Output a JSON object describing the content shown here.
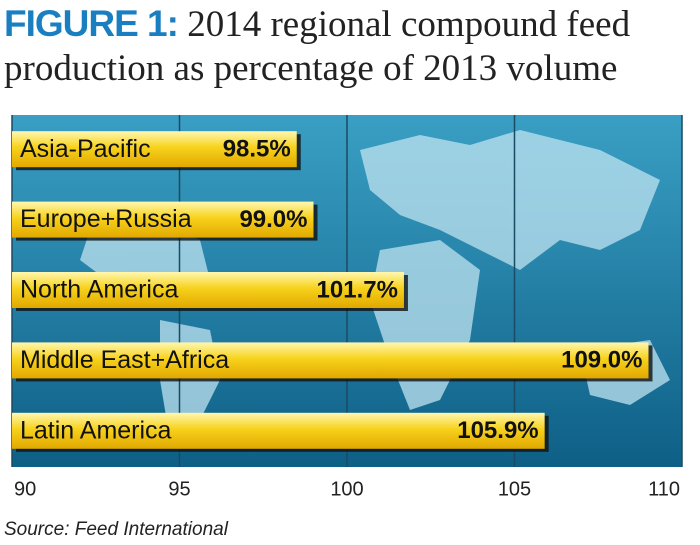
{
  "chart_data": {
    "type": "bar",
    "orientation": "horizontal",
    "title_label": "FIGURE 1:",
    "title": "2014 regional compound feed production as percentage of 2013 volume",
    "categories": [
      "Asia-Pacific",
      "Europe+Russia",
      "North America",
      "Middle East+Africa",
      "Latin America"
    ],
    "values": [
      98.5,
      99.0,
      101.7,
      109.0,
      105.9
    ],
    "value_labels": [
      "98.5%",
      "99.0%",
      "101.7%",
      "109.0%",
      "105.9%"
    ],
    "color": "#f7d21c",
    "xlim": [
      90,
      110
    ],
    "xticks": [
      90,
      95,
      100,
      105,
      110
    ],
    "grid": true,
    "source": "Source: Feed International"
  }
}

+++

▸ **BRIEF**: Set the pictures aside and transcribe the data above exactly.

▸ **IN RESPONSE**:
Output a JSON object describing the content shown here.
{
  "chart_data": {
    "type": "bar",
    "orientation": "horizontal",
    "title_label": "FIGURE 1:",
    "title": "2014 regional compound feed production as percentage of 2013 volume",
    "categories": [
      "Asia-Pacific",
      "Europe+Russia",
      "North America",
      "Middle East+Africa",
      "Latin America"
    ],
    "values": [
      98.5,
      99.0,
      101.7,
      109.0,
      105.9
    ],
    "value_labels": [
      "98.5%",
      "99.0%",
      "101.7%",
      "109.0%",
      "105.9%"
    ],
    "color": "#f7d21c",
    "xlim": [
      90,
      110
    ],
    "xticks": [
      90,
      95,
      100,
      105,
      110
    ],
    "grid": true,
    "source": "Source: Feed International"
  }
}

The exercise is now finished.